→ **Aim of the task**
Wherever a line below holds the word "χάρτινο", copy that line.

→ **Data for the task**

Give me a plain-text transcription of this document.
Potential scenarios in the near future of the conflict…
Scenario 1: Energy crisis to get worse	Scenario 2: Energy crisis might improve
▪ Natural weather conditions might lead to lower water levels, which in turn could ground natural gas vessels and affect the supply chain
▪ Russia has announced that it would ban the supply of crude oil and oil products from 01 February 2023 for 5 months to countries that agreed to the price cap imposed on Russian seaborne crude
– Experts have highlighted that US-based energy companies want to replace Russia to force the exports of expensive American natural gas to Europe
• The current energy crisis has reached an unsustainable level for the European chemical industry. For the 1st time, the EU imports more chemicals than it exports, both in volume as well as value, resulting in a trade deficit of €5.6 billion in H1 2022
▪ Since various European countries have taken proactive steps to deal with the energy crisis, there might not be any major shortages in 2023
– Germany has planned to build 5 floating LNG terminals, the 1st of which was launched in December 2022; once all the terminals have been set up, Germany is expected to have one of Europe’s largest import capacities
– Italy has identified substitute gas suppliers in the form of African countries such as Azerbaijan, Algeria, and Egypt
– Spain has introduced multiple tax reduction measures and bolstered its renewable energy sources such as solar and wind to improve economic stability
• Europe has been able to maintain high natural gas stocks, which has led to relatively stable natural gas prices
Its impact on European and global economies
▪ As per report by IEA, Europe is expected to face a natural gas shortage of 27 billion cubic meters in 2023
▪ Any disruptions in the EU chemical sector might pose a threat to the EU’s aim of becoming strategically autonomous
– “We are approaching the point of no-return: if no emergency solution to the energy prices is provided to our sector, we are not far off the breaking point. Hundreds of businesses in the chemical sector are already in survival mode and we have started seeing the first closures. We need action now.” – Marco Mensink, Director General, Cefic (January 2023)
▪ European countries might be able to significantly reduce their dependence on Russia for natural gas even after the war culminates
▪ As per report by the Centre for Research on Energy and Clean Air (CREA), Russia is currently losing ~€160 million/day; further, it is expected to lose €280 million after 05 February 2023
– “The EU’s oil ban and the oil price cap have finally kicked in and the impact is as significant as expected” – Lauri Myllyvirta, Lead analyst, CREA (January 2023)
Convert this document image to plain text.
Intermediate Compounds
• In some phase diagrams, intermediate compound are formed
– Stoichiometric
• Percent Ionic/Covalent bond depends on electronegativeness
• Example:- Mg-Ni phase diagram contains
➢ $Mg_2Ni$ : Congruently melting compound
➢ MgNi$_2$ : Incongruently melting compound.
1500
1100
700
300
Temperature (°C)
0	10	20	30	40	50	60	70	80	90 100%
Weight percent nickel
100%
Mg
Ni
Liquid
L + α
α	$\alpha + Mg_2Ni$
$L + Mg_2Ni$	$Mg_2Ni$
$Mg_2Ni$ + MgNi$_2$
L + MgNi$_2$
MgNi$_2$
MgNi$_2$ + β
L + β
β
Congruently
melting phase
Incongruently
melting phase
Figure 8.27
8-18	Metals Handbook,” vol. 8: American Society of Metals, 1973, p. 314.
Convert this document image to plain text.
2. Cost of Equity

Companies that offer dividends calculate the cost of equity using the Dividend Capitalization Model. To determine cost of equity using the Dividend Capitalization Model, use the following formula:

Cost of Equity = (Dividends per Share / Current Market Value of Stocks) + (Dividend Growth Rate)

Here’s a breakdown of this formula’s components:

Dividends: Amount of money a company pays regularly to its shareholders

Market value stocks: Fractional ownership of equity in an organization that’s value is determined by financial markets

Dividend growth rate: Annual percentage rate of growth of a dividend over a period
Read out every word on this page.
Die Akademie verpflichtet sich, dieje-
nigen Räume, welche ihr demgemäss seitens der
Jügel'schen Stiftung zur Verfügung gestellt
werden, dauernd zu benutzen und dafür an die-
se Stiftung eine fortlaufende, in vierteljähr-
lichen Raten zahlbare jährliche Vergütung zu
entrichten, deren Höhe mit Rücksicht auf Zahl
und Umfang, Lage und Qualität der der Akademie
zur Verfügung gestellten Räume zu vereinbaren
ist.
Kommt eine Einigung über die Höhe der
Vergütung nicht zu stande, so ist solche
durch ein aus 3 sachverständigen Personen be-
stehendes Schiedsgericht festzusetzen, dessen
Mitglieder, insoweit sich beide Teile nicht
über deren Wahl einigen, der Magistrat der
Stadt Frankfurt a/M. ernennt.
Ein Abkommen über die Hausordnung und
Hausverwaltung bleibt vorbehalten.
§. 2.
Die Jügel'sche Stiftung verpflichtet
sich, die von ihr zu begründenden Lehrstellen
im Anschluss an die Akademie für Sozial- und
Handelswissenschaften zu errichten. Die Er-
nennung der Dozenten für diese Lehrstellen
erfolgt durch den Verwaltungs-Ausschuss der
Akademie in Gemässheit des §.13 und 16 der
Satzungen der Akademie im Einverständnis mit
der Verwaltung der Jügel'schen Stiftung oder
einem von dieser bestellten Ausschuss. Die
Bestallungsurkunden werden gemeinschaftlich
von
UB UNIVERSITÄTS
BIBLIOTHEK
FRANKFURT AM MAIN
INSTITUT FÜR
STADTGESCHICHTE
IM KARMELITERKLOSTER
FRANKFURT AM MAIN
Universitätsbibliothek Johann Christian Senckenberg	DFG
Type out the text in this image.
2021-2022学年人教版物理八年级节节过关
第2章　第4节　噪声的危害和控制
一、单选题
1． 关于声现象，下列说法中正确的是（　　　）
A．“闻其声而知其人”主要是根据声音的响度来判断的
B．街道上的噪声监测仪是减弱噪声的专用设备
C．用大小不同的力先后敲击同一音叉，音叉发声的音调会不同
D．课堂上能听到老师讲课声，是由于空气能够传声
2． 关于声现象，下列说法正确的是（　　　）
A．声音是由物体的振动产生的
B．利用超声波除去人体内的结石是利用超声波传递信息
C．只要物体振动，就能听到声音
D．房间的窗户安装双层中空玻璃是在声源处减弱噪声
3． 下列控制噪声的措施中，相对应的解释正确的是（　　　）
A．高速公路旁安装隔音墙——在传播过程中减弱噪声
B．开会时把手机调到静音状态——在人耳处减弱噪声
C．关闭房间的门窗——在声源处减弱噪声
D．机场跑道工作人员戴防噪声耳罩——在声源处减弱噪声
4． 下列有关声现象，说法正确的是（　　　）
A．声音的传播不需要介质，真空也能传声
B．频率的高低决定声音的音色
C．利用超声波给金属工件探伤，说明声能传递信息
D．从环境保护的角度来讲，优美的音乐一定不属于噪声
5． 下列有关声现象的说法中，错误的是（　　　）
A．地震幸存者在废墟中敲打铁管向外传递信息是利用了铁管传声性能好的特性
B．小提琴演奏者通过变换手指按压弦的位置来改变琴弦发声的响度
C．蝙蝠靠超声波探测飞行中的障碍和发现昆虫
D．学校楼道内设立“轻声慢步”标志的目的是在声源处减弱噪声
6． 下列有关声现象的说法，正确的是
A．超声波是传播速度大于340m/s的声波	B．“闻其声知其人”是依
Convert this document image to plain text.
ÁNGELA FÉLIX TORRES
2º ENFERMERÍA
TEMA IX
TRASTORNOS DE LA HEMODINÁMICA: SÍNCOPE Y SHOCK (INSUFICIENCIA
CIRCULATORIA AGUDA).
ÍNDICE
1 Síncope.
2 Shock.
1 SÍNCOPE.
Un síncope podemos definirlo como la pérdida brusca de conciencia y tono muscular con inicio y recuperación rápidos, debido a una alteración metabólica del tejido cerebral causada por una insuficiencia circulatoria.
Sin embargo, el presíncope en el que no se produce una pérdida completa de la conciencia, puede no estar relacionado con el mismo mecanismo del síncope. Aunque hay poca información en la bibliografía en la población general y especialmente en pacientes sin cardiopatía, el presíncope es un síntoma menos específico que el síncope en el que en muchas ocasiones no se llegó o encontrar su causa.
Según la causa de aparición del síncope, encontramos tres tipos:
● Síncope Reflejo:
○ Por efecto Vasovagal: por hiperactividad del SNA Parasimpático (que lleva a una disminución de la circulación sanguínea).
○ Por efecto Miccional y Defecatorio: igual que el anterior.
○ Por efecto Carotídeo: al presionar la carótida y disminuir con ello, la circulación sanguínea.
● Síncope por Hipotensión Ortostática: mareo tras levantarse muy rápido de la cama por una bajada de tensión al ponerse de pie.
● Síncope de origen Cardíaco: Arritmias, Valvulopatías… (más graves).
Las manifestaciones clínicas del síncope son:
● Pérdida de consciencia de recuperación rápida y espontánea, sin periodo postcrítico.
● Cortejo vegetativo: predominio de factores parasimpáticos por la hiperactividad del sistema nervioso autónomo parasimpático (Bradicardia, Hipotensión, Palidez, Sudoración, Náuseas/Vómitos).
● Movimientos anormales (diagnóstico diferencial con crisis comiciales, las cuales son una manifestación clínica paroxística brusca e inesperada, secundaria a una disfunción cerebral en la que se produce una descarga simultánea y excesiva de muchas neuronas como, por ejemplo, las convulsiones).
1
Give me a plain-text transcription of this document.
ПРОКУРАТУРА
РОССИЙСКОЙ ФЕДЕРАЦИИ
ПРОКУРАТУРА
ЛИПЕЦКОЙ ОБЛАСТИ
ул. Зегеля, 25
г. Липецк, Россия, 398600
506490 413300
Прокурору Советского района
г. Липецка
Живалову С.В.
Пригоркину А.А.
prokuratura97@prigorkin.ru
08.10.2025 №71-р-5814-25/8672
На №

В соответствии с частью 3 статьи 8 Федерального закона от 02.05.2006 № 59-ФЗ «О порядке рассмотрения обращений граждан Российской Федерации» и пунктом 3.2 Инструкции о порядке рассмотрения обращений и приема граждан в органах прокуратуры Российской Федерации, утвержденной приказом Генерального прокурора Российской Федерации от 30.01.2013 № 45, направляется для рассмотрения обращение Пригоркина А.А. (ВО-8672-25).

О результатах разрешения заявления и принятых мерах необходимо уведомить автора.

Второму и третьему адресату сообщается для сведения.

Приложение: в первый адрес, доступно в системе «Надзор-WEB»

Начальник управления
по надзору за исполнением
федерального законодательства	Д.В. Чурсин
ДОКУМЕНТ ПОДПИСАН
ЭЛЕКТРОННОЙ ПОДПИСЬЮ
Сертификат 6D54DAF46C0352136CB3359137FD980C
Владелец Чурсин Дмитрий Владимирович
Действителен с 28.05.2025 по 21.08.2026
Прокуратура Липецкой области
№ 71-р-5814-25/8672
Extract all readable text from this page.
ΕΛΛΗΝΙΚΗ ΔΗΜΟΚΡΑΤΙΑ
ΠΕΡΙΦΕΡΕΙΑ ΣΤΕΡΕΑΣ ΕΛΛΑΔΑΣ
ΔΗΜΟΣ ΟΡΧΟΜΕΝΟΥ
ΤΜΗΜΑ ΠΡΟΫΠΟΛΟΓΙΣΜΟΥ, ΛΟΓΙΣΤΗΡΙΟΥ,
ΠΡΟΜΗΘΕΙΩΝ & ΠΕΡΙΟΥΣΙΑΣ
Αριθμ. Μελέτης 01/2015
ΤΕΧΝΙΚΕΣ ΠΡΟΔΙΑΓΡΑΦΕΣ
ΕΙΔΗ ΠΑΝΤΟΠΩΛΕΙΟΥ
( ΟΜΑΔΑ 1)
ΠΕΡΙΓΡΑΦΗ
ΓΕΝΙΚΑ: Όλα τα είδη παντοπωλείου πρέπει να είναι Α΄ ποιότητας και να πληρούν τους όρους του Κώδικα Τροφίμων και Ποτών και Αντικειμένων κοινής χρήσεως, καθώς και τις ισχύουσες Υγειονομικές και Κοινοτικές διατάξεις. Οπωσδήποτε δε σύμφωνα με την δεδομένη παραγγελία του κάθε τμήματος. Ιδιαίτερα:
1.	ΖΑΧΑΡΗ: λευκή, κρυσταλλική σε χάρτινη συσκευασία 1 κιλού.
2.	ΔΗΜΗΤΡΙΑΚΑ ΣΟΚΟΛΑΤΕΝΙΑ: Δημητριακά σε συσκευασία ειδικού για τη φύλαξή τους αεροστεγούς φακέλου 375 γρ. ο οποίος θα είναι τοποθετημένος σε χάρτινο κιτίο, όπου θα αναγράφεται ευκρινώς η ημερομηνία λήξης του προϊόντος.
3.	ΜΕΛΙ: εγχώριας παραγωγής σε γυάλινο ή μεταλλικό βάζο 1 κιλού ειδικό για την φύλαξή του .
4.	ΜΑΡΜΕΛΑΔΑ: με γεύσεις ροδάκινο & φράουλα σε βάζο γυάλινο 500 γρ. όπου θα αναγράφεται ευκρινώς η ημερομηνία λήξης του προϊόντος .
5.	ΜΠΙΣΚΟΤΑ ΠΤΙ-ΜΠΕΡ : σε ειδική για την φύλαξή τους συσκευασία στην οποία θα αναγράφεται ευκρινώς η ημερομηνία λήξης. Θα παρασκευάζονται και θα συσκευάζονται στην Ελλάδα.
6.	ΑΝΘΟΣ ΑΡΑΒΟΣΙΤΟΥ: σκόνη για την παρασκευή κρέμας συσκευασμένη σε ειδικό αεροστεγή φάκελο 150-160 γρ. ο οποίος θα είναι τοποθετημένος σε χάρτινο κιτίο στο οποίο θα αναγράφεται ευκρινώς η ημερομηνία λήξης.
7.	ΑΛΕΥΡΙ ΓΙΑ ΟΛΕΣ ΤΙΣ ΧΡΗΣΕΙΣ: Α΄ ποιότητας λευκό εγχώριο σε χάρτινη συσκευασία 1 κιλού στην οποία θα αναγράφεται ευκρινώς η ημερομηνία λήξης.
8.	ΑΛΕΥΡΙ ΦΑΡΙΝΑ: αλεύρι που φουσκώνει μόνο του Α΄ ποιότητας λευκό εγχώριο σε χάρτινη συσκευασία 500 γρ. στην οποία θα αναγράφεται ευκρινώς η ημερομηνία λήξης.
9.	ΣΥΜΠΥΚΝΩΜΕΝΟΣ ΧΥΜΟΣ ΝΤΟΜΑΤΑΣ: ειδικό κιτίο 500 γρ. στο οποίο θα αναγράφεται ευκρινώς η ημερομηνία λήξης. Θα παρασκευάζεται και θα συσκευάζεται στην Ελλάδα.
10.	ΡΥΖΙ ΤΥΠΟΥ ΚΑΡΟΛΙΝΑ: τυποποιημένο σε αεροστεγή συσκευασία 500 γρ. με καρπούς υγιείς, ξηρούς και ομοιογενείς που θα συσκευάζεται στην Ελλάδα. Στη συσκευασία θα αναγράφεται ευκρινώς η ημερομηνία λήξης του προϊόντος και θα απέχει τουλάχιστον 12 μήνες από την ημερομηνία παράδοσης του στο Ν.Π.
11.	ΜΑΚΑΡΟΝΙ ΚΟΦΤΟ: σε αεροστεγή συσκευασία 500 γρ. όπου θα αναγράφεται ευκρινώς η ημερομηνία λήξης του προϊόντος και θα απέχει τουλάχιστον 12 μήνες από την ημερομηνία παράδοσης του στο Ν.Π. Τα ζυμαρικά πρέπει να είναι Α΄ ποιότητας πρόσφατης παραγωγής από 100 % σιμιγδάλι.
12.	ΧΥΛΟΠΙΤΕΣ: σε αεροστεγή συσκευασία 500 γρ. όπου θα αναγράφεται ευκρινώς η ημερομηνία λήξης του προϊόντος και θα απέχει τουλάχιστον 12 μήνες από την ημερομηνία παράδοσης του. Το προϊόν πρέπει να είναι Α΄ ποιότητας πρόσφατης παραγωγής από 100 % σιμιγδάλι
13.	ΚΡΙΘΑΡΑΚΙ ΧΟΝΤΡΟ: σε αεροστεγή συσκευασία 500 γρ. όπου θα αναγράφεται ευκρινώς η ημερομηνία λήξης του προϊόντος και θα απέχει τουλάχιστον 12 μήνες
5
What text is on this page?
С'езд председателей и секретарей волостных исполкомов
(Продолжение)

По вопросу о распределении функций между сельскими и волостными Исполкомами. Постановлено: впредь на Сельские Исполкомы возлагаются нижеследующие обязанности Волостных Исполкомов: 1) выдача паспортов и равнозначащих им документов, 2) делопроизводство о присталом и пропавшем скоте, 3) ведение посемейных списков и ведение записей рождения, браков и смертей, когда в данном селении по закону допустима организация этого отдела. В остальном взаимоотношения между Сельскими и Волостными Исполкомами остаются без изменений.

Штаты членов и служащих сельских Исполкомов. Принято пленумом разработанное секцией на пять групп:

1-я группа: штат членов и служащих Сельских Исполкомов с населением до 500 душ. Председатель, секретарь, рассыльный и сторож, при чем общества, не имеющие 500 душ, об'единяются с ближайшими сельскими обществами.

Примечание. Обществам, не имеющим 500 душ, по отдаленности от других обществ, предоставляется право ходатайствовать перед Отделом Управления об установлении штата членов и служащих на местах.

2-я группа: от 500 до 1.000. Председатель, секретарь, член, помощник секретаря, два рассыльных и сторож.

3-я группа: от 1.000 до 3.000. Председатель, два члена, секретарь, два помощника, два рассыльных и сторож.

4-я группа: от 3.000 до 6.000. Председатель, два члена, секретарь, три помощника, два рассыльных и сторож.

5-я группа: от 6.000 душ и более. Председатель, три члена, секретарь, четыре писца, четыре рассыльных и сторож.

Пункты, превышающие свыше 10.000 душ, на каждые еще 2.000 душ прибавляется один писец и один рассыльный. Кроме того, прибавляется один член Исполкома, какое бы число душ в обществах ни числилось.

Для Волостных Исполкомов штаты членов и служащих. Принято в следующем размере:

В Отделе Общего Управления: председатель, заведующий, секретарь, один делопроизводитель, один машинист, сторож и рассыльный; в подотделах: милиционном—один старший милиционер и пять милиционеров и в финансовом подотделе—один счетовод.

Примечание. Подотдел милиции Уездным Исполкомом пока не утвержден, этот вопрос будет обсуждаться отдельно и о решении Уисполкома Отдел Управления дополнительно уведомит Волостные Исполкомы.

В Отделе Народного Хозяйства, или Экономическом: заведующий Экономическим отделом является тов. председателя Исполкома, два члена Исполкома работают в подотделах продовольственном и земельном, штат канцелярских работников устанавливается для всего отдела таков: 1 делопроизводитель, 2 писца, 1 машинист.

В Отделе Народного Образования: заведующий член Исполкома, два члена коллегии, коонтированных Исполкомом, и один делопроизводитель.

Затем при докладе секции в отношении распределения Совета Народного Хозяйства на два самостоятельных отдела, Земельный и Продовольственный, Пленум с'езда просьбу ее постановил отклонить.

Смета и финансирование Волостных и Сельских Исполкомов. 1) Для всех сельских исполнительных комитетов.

→ **Exercise output**
2.	ΔΗΜΗΤΡΙΑΚΑ ΣΟΚΟΛΑΤΕΝΙΑ: Δημητριακά σε συσκευασία ειδικού για τη φύλαξή τους αεροστεγούς φακέλου 375 γρ. ο οποίος θα είναι τοποθετημένος σε χάρτινο κιτίο, όπου θα αναγράφεται ευκρινώς η ημερομηνία λήξης του προϊόντος.
6.	ΑΝΘΟΣ ΑΡΑΒΟΣΙΤΟΥ: σκόνη για την παρασκευή κρέμας συσκευασμένη σε ειδικό αεροστεγή φάκελο 150-160 γρ. ο οποίος θα είναι τοποθετημένος σε χάρτινο κιτίο στο οποίο θα αναγράφεται ευκρινώς η ημερομηνία λήξης.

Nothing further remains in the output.